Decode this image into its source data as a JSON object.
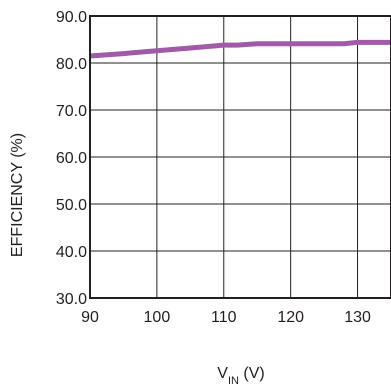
{
  "chart_data": {
    "type": "line",
    "title": "",
    "xlabel": {
      "main": "V",
      "sub": "IN",
      "unit": " (V)"
    },
    "ylabel": "EFFICIENCY (%)",
    "xlim": [
      90,
      135
    ],
    "ylim": [
      30,
      90
    ],
    "x_ticks": [
      90,
      100,
      110,
      120,
      130
    ],
    "x_tick_labels": [
      "90",
      "100",
      "110",
      "120",
      "130"
    ],
    "y_ticks": [
      30,
      40,
      50,
      60,
      70,
      80,
      90
    ],
    "y_tick_labels": [
      "30.0",
      "40.0",
      "50.0",
      "60.0",
      "70.0",
      "80.0",
      "90.0"
    ],
    "grid": true,
    "series": [
      {
        "color": "#a05aa8",
        "x": [
          90,
          95,
          100,
          105,
          110,
          112,
          115,
          120,
          125,
          128,
          130,
          135
        ],
        "y": [
          81.5,
          82.0,
          82.6,
          83.2,
          83.8,
          83.8,
          84.1,
          84.1,
          84.1,
          84.1,
          84.4,
          84.4
        ]
      }
    ]
  }
}
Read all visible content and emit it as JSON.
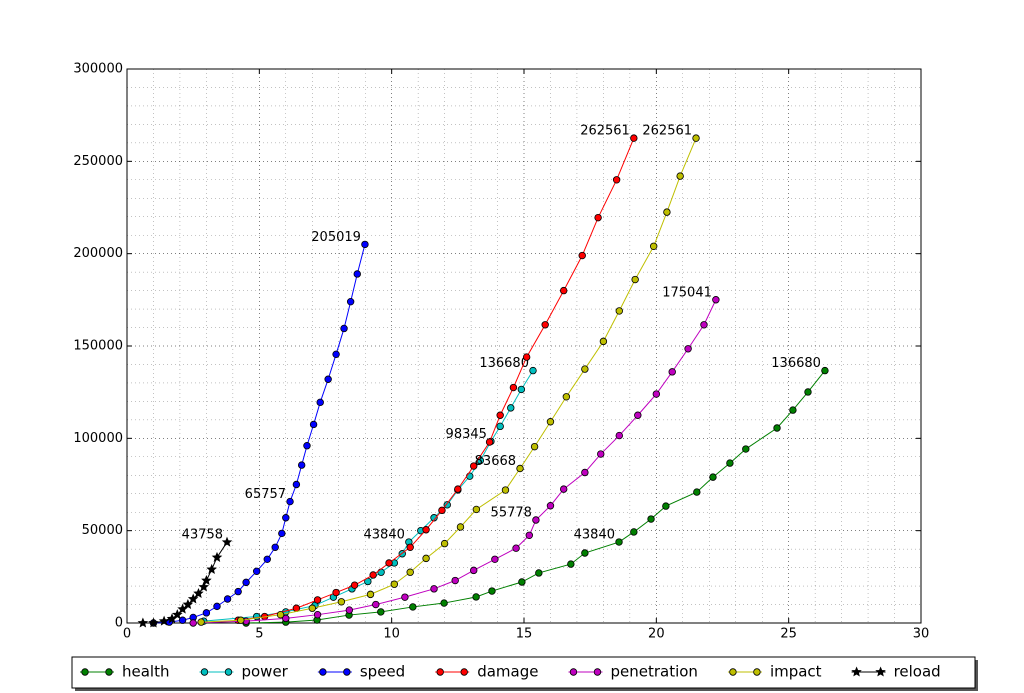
{
  "chart_data": {
    "type": "line",
    "xlim": [
      0,
      30
    ],
    "xticks": [
      0,
      5,
      10,
      15,
      20,
      25,
      30
    ],
    "ylim": [
      0,
      300000
    ],
    "yticks": [
      0,
      50000,
      100000,
      150000,
      200000,
      250000,
      300000
    ],
    "grid": true,
    "minor_grid": true,
    "legend": "bottom",
    "series": [
      {
        "name": "health",
        "color": "#008000",
        "marker": "circle",
        "x": [
          4.5,
          6.0,
          7.18,
          8.39,
          9.59,
          10.8,
          11.98,
          13.19,
          13.79,
          14.92,
          15.56,
          16.77,
          17.3,
          18.59,
          19.15,
          19.8,
          20.36,
          21.53,
          22.14,
          22.78,
          23.38,
          24.56,
          25.16,
          25.73,
          26.37
        ],
        "values": [
          0,
          500,
          1600,
          4300,
          6000,
          8700,
          10800,
          14100,
          17300,
          22200,
          27100,
          31900,
          37900,
          43840,
          49300,
          56300,
          63300,
          70900,
          79000,
          86600,
          94200,
          105600,
          115300,
          125100,
          136680
        ],
        "value_labels": [
          null,
          null,
          null,
          null,
          null,
          null,
          null,
          null,
          null,
          null,
          null,
          null,
          null,
          "43840",
          null,
          null,
          null,
          null,
          null,
          null,
          null,
          null,
          null,
          null,
          "136680"
        ]
      },
      {
        "name": "power",
        "color": "#00bfbf",
        "marker": "circle",
        "x": [
          2.9,
          4.9,
          6.0,
          7.1,
          7.8,
          8.5,
          9.1,
          9.6,
          10.1,
          10.4,
          10.65,
          11.1,
          11.6,
          12.1,
          12.5,
          12.95,
          13.35,
          13.75,
          14.1,
          14.5,
          14.9,
          15.34
        ],
        "values": [
          1000,
          3500,
          6000,
          9500,
          14000,
          18500,
          22500,
          27500,
          32500,
          37500,
          43840,
          50000,
          57000,
          64000,
          72000,
          79500,
          88000,
          98345,
          106500,
          116500,
          126500,
          136680
        ],
        "value_labels": [
          null,
          null,
          null,
          null,
          null,
          null,
          null,
          null,
          null,
          null,
          "43840",
          null,
          null,
          null,
          null,
          null,
          null,
          "98345",
          null,
          null,
          null,
          "136680"
        ]
      },
      {
        "name": "speed",
        "color": "#0000ff",
        "marker": "circle",
        "x": [
          1.0,
          1.6,
          2.1,
          2.5,
          3.0,
          3.4,
          3.8,
          4.2,
          4.5,
          4.9,
          5.3,
          5.6,
          5.85,
          6.0,
          6.16,
          6.4,
          6.6,
          6.8,
          7.05,
          7.3,
          7.6,
          7.9,
          8.2,
          8.45,
          8.7,
          8.99
        ],
        "values": [
          0,
          500,
          1500,
          3000,
          5500,
          9000,
          13000,
          17000,
          22000,
          28000,
          34500,
          41000,
          48500,
          57000,
          65757,
          75000,
          85500,
          96000,
          107500,
          119500,
          132000,
          145500,
          159500,
          174000,
          189000,
          205019
        ],
        "value_labels": [
          null,
          null,
          null,
          null,
          null,
          null,
          null,
          null,
          null,
          null,
          null,
          null,
          null,
          null,
          "65757",
          null,
          null,
          null,
          null,
          null,
          null,
          null,
          null,
          null,
          null,
          "205019"
        ]
      },
      {
        "name": "damage",
        "color": "#ff0000",
        "marker": "circle",
        "x": [
          4.2,
          5.2,
          6.4,
          7.2,
          7.9,
          8.6,
          9.3,
          9.9,
          10.7,
          11.3,
          11.9,
          12.5,
          13.1,
          13.7,
          14.1,
          14.6,
          15.1,
          15.8,
          16.5,
          17.2,
          17.8,
          18.5,
          19.15
        ],
        "values": [
          1500,
          3500,
          8000,
          12500,
          16500,
          20500,
          26000,
          32500,
          41000,
          50500,
          61000,
          72500,
          85000,
          98000,
          112500,
          127500,
          144000,
          161500,
          180000,
          199000,
          219500,
          240000,
          262561
        ],
        "value_labels": [
          null,
          null,
          null,
          null,
          null,
          null,
          null,
          null,
          null,
          null,
          null,
          null,
          null,
          null,
          null,
          null,
          null,
          null,
          null,
          null,
          null,
          null,
          "262561"
        ]
      },
      {
        "name": "penetration",
        "color": "#bf00bf",
        "marker": "circle",
        "x": [
          2.5,
          4.5,
          6.0,
          7.2,
          8.4,
          9.4,
          10.5,
          11.6,
          12.4,
          13.1,
          13.9,
          14.7,
          15.2,
          15.45,
          16.0,
          16.5,
          17.3,
          17.9,
          18.6,
          19.3,
          20.0,
          20.6,
          21.2,
          21.8,
          22.25
        ],
        "values": [
          0,
          1000,
          2500,
          4500,
          7000,
          10000,
          14000,
          18500,
          23000,
          28500,
          34500,
          40500,
          47500,
          55778,
          63500,
          72500,
          81500,
          91500,
          101500,
          112500,
          124000,
          136000,
          148500,
          161500,
          175041
        ],
        "value_labels": [
          null,
          null,
          null,
          null,
          null,
          null,
          null,
          null,
          null,
          null,
          null,
          null,
          null,
          "55778",
          null,
          null,
          null,
          null,
          null,
          null,
          null,
          null,
          null,
          null,
          "175041"
        ]
      },
      {
        "name": "impact",
        "color": "#bfbf00",
        "marker": "circle",
        "x": [
          2.8,
          4.3,
          5.8,
          7.0,
          8.1,
          9.2,
          10.1,
          10.7,
          11.3,
          12.0,
          12.6,
          13.2,
          14.3,
          14.85,
          15.4,
          16.0,
          16.6,
          17.3,
          18.0,
          18.6,
          19.2,
          19.9,
          20.4,
          20.9,
          21.5
        ],
        "values": [
          500,
          1500,
          4500,
          8000,
          11500,
          15500,
          21000,
          27500,
          35000,
          43000,
          52000,
          61500,
          72000,
          83668,
          95500,
          109000,
          122500,
          137500,
          152500,
          169000,
          186000,
          204000,
          222500,
          242000,
          262561
        ],
        "value_labels": [
          null,
          null,
          null,
          null,
          null,
          null,
          null,
          null,
          null,
          null,
          null,
          null,
          null,
          "83668",
          null,
          null,
          null,
          null,
          null,
          null,
          null,
          null,
          null,
          null,
          "262561"
        ]
      },
      {
        "name": "reload",
        "color": "#000000",
        "marker": "star",
        "x": [
          0.6,
          1.0,
          1.4,
          1.7,
          1.9,
          2.1,
          2.3,
          2.5,
          2.7,
          2.9,
          3.0,
          3.2,
          3.4,
          3.78
        ],
        "values": [
          0,
          0,
          1000,
          2300,
          4500,
          7500,
          10000,
          13000,
          16000,
          19500,
          23000,
          29000,
          35500,
          43758
        ],
        "value_labels": [
          null,
          null,
          null,
          null,
          null,
          null,
          null,
          null,
          null,
          null,
          null,
          null,
          null,
          "43758"
        ]
      }
    ]
  }
}
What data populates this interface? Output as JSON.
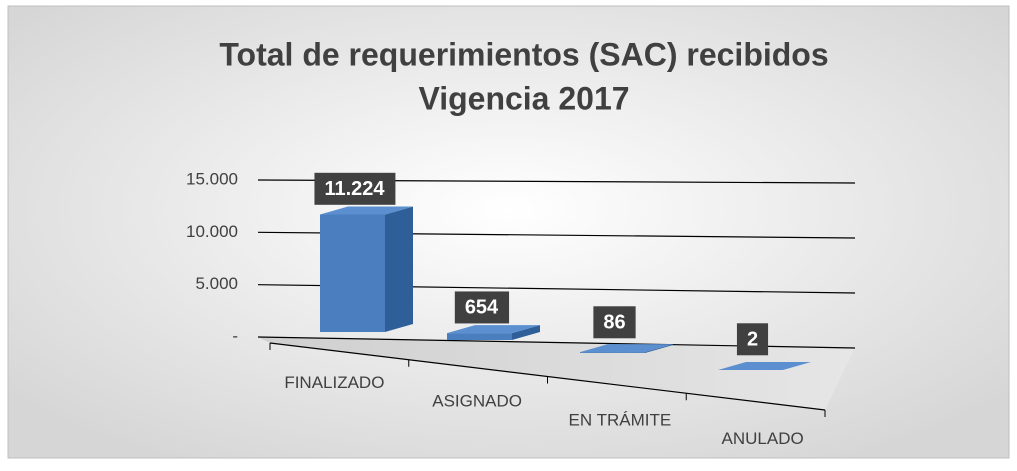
{
  "chart_data": {
    "type": "bar3d",
    "title": "Total de requerimientos (SAC) recibidos",
    "subtitle": "Vigencia 2017",
    "categories": [
      "FINALIZADO",
      "ASIGNADO",
      "EN TRÁMITE",
      "ANULADO"
    ],
    "values": [
      11224,
      654,
      86,
      2
    ],
    "value_labels": [
      "11.224",
      "654",
      "86",
      "2"
    ],
    "color": "#4a7ebf",
    "ylim": [
      0,
      15000
    ],
    "yticks": [
      {
        "value": 0,
        "label": "-"
      },
      {
        "value": 5000,
        "label": "5.000"
      },
      {
        "value": 10000,
        "label": "10.000"
      },
      {
        "value": 15000,
        "label": "15.000"
      }
    ],
    "grid": true
  }
}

-------

■ Your goal ■
From the entries above, return each line with the word "name" in it.

■ Solution to this task ■
        "name": "health",
        "name": "power",
        "name": "speed",
        "name": "damage",
        "name": "penetration",
        "name": "impact",
        "name": "reload",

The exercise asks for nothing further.